Data extract
*-*-*

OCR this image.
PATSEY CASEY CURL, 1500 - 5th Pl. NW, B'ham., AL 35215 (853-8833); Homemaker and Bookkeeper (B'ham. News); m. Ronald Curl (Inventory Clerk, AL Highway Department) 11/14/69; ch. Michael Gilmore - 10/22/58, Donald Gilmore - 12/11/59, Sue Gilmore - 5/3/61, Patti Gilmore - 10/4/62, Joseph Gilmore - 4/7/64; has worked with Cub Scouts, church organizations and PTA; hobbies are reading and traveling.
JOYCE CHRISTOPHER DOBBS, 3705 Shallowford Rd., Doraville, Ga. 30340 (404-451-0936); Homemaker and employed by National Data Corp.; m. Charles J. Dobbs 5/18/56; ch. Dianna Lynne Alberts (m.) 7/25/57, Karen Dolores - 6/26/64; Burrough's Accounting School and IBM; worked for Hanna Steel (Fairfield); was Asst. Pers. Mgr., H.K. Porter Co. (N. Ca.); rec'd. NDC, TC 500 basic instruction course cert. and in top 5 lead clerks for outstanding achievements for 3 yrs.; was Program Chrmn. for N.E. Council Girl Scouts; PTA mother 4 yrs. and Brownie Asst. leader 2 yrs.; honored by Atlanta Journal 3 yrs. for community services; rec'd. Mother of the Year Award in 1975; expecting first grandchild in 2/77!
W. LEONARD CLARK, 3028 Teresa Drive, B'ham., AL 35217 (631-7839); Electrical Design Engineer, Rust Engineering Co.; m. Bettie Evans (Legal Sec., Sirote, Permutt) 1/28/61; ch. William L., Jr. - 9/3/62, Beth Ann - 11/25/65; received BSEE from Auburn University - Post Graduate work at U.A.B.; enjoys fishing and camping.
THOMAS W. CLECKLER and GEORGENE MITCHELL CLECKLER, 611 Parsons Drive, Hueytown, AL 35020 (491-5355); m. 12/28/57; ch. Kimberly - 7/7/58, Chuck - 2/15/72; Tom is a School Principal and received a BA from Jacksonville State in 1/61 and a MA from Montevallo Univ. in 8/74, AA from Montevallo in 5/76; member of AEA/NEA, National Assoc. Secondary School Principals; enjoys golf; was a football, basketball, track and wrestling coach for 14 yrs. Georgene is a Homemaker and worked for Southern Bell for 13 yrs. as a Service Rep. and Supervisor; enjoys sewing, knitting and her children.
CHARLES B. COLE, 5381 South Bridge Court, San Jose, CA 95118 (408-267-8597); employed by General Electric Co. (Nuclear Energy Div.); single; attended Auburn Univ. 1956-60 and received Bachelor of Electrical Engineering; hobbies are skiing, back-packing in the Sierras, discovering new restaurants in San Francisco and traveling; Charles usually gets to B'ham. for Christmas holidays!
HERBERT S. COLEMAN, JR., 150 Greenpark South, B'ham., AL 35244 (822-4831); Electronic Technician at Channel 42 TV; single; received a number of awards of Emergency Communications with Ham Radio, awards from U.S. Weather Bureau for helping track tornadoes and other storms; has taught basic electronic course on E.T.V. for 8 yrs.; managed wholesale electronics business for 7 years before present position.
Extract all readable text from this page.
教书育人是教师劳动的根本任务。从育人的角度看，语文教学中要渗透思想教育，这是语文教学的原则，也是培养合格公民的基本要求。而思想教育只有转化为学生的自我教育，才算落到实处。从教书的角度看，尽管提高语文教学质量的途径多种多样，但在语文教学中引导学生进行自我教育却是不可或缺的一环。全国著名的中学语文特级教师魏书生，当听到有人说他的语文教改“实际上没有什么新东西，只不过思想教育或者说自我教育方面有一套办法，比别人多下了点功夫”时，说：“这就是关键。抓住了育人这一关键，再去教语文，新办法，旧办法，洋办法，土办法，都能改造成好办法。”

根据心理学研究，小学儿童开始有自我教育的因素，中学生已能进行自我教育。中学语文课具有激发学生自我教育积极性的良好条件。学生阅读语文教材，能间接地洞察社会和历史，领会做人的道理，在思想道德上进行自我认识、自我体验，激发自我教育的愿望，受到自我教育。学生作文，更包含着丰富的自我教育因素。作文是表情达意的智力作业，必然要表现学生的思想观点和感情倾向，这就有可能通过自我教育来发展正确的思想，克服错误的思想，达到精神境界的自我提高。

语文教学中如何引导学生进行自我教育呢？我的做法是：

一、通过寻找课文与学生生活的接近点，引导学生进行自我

*-*-*

Written exercise
Copy out the whole listing exactly; please set it all down.

Task output
OCR this image.
PATSEY CASEY CURL, 1500 - 5th Pl. NW, B'ham., AL 35215 (853-8833); Homemaker and Bookkeeper (B'ham. News); m. Ronald Curl (Inventory Clerk, AL Highway Department) 11/14/69; ch. Michael Gilmore - 10/22/58, Donald Gilmore - 12/11/59, Sue Gilmore - 5/3/61, Patti Gilmore - 10/4/62, Joseph Gilmore - 4/7/64; has worked with Cub Scouts, church organizations and PTA; hobbies are reading and traveling.
JOYCE CHRISTOPHER DOBBS, 3705 Shallowford Rd., Doraville, Ga. 30340 (404-451-0936); Homemaker and employed by National Data Corp.; m. Charles J. Dobbs 5/18/56; ch. Dianna Lynne Alberts (m.) 7/25/57, Karen Dolores - 6/26/64; Burrough's Accounting School and IBM; worked for Hanna Steel (Fairfield); was Asst. Pers. Mgr., H.K. Porter Co. (N. Ca.); rec'd. NDC, TC 500 basic instruction course cert. and in top 5 lead clerks for outstanding achievements for 3 yrs.; was Program Chrmn. for N.E. Council Girl Scouts; PTA mother 4 yrs. and Brownie Asst. leader 2 yrs.; honored by Atlanta Journal 3 yrs. for community services; rec'd. Mother of the Year Award in 1975; expecting first grandchild in 2/77!
W. LEONARD CLARK, 3028 Teresa Drive, B'ham., AL 35217 (631-7839); Electrical Design Engineer, Rust Engineering Co.; m. Bettie Evans (Legal Sec., Sirote, Permutt) 1/28/61; ch. William L., Jr. - 9/3/62, Beth Ann - 11/25/65; received BSEE from Auburn University - Post Graduate work at U.A.B.; enjoys fishing and camping.
THOMAS W. CLECKLER and GEORGENE MITCHELL CLECKLER, 611 Parsons Drive, Hueytown, AL 35020 (491-5355); m. 12/28/57; ch. Kimberly - 7/7/58, Chuck - 2/15/72; Tom is a School Principal and received a BA from Jacksonville State in 1/61 and a MA from Montevallo Univ. in 8/74, AA from Montevallo in 5/76; member of AEA/NEA, National Assoc. Secondary School Principals; enjoys golf; was a football, basketball, track and wrestling coach for 14 yrs. Georgene is a Homemaker and worked for Southern Bell for 13 yrs. as a Service Rep. and Supervisor; enjoys sewing, knitting and her children.
CHARLES B. COLE, 5381 South Bridge Court, San Jose, CA 95118 (408-267-8597); employed by General Electric Co. (Nuclear Energy Div.); single; attended Auburn Univ. 1956-60 and received Bachelor of Electrical Engineering; hobbies are skiing, back-packing in the Sierras, discovering new restaurants in San Francisco and traveling; Charles usually gets to B'ham. for Christmas holidays!
HERBERT S. COLEMAN, JR., 150 Greenpark South, B'ham., AL 35244 (822-4831); Electronic Technician at Channel 42 TV; single; received a number of awards of Emergency Communications with Ham Radio, awards from U.S. Weather Bureau for helping track tornadoes and other storms; has taught basic electronic course on E.T.V. for 8 yrs.; managed wholesale electronics business for 7 years before present position.
Extract all readable text from this page.
教书育人是教师劳动的根本任务。从育人的角度看，语文教学中要渗透思想教育，这是语文教学的原则，也是培养合格公民的基本要求。而思想教育只有转化为学生的自我教育，才算落到实处。从教书的角度看，尽管提高语文教学质量的途径多种多样，但在语文教学中引导学生进行自我教育却是不可或缺的一环。全国著名的中学语文特级教师魏书生，当听到有人说他的语文教改“实际上没有什么新东西，只不过思想教育或者说自我教育方面有一套办法，比别人多下了点功夫”时，说：“这就是关键。抓住了育人这一关键，再去教语文，新办法，旧办法，洋办法，土办法，都能改造成好办法。”

根据心理学研究，小学儿童开始有自我教育的因素，中学生已能进行自我教育。中学语文课具有激发学生自我教育积极性的良好条件。学生阅读语文教材，能间接地洞察社会和历史，领会做人的道理，在思想道德上进行自我认识、自我体验，激发自我教育的愿望，受到自我教育。学生作文，更包含着丰富的自我教育因素。作文是表情达意的智力作业，必然要表现学生的思想观点和感情倾向，这就有可能通过自我教育来发展正确的思想，克服错误的思想，达到精神境界的自我提高。

语文教学中如何引导学生进行自我教育呢？我的做法是：

一、通过寻找课文与学生生活的接近点，引导学生进行自我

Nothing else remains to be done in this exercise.